* Begin Given entries *

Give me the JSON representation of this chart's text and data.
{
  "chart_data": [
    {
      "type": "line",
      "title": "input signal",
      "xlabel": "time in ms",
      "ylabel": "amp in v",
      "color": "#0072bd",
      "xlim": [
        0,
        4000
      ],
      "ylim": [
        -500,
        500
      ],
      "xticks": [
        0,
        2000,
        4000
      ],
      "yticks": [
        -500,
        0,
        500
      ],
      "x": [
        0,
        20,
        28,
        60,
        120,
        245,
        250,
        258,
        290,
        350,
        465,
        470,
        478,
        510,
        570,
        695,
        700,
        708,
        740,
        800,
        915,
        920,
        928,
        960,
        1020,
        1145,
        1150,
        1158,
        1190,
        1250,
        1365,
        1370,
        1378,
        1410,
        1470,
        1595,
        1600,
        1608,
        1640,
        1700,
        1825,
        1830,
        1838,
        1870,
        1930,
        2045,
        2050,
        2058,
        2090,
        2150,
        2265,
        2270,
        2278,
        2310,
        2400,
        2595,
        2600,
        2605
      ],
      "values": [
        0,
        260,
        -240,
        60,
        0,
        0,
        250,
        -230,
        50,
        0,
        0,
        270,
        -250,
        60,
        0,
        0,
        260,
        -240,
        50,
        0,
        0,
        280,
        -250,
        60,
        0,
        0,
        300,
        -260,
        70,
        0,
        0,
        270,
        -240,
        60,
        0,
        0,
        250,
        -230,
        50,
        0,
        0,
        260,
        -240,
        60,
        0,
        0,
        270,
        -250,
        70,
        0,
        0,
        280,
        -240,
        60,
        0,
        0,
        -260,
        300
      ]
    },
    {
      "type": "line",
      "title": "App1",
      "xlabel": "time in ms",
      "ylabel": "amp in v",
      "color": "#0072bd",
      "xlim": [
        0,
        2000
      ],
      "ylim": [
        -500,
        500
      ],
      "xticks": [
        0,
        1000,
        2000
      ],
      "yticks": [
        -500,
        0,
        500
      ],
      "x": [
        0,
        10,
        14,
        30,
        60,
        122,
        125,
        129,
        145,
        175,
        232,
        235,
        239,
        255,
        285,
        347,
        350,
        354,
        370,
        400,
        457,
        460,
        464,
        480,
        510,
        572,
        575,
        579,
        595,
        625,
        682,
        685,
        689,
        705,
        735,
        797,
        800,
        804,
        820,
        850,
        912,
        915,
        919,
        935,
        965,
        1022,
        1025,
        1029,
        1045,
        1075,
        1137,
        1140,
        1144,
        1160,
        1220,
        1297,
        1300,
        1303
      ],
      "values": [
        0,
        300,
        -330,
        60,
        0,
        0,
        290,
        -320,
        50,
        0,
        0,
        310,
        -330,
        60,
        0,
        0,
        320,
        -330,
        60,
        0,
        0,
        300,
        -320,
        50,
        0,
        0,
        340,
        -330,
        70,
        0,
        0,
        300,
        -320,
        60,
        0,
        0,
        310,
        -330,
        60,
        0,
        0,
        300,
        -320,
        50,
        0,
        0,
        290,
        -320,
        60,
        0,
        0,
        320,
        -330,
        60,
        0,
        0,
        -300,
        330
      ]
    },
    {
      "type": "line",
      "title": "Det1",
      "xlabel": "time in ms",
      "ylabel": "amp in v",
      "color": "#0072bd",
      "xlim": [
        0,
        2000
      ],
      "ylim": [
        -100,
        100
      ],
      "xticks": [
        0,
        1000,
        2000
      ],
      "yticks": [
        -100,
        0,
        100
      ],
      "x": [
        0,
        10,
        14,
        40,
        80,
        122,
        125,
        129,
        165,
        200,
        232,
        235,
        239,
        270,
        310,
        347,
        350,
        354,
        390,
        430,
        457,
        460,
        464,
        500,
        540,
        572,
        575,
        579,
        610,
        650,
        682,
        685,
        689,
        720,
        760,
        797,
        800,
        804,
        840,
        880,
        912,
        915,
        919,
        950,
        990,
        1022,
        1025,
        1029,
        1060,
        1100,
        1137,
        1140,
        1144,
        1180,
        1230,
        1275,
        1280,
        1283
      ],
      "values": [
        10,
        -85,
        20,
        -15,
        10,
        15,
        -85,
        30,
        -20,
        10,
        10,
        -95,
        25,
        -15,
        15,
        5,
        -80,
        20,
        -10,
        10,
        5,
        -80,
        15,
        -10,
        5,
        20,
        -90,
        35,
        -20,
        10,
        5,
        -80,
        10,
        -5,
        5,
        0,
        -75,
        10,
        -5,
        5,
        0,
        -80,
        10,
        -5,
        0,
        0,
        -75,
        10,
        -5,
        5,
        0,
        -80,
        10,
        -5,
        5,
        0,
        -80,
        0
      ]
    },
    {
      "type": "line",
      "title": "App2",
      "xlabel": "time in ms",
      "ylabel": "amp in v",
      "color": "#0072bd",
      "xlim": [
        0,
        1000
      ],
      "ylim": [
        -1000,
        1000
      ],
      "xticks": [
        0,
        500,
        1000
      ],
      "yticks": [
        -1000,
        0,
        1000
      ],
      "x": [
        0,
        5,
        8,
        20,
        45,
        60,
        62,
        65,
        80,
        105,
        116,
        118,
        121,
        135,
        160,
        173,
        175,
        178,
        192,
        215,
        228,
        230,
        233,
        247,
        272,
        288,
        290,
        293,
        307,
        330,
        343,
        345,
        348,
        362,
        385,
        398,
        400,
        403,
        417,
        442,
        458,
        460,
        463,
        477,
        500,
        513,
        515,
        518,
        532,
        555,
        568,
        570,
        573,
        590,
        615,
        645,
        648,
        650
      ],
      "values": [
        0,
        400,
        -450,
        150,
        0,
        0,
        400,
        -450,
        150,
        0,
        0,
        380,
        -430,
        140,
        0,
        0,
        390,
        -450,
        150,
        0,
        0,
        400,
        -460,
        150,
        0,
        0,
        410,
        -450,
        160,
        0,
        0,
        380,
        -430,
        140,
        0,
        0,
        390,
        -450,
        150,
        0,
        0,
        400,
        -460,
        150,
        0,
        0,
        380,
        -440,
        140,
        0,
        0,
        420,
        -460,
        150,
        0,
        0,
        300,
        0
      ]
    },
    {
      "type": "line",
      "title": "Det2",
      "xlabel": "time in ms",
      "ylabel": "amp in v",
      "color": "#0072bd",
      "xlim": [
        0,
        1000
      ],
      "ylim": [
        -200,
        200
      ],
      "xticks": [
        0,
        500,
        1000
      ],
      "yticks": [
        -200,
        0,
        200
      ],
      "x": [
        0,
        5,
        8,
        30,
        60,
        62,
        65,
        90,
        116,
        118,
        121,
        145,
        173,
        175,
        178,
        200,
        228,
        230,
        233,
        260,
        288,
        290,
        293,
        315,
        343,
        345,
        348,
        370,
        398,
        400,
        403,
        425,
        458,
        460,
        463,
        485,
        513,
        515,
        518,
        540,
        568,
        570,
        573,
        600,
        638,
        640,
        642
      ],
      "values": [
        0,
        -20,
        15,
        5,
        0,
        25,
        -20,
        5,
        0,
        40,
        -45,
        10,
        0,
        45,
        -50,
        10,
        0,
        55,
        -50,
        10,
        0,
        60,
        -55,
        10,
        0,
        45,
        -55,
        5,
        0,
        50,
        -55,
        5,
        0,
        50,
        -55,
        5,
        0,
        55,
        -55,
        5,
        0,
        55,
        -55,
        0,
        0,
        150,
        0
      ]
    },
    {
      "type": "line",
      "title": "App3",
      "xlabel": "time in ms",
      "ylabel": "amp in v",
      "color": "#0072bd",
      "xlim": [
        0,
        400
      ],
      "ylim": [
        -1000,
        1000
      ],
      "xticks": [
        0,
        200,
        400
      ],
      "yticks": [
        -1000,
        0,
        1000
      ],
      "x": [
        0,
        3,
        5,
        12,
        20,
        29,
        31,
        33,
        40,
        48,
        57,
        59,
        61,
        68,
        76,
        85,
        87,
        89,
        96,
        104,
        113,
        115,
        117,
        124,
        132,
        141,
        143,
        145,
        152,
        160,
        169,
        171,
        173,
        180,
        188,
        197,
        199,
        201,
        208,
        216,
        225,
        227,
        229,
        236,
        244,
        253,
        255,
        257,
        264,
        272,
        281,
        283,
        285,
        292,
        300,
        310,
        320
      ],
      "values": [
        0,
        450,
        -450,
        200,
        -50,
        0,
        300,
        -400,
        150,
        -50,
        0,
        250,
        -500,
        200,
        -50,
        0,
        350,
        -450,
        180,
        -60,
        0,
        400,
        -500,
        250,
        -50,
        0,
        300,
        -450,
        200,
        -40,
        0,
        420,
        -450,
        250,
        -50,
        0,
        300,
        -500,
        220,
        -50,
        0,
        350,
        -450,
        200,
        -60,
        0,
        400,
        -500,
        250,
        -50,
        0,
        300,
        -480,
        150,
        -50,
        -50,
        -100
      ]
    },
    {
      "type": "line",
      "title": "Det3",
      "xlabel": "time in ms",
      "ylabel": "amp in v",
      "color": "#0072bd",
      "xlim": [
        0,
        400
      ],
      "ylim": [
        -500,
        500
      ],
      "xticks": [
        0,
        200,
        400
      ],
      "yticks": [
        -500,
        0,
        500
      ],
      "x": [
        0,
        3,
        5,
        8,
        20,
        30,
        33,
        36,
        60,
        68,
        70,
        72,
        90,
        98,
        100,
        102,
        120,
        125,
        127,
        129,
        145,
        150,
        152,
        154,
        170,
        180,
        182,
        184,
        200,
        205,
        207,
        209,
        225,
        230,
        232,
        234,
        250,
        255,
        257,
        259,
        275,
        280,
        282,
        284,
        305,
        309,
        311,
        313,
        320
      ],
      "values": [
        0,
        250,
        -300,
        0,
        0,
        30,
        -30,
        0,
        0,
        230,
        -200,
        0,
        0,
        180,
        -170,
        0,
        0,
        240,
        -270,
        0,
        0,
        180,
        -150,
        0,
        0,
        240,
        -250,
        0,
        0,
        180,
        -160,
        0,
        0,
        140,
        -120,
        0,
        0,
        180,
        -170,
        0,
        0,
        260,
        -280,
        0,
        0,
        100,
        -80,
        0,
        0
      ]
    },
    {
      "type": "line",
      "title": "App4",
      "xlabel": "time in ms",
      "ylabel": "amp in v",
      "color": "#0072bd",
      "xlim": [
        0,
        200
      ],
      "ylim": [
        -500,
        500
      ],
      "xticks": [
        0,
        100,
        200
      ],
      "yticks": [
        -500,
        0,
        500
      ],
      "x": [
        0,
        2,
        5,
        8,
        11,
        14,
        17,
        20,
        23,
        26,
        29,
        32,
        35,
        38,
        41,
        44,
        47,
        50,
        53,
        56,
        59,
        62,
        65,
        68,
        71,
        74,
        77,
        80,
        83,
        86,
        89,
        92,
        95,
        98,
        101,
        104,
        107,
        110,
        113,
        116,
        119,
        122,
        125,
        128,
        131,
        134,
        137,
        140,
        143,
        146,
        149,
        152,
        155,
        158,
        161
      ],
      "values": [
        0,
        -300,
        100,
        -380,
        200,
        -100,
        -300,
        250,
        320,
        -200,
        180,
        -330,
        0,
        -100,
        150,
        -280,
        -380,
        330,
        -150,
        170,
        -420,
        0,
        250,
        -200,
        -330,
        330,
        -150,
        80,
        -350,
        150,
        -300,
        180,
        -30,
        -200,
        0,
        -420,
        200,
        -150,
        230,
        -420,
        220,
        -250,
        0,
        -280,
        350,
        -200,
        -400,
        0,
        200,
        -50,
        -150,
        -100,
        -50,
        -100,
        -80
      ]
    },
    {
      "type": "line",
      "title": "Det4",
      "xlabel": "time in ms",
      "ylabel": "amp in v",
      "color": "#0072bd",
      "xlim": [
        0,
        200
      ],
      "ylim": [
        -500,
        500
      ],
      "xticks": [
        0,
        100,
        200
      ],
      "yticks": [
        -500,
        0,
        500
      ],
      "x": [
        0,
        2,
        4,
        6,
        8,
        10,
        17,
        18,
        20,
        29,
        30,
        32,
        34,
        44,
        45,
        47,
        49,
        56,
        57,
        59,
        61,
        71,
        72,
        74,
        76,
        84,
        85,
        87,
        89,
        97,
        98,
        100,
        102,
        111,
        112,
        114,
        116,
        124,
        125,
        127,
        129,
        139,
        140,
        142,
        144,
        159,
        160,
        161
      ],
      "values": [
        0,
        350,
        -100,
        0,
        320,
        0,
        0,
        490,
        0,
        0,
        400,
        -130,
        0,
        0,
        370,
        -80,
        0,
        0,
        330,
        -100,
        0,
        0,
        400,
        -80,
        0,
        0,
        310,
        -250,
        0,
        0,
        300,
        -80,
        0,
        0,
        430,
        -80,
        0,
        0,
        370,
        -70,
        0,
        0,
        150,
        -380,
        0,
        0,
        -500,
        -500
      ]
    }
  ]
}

* End Given entries *

Given task: Take every line from the data that contains the word "title".

Finished exercise:
      "title": "input signal",
      "title": "App1",
      "title": "Det1",
      "title": "App2",
      "title": "Det2",
      "title": "App3",
      "title": "Det3",
      "title": "App4",
      "title": "Det4",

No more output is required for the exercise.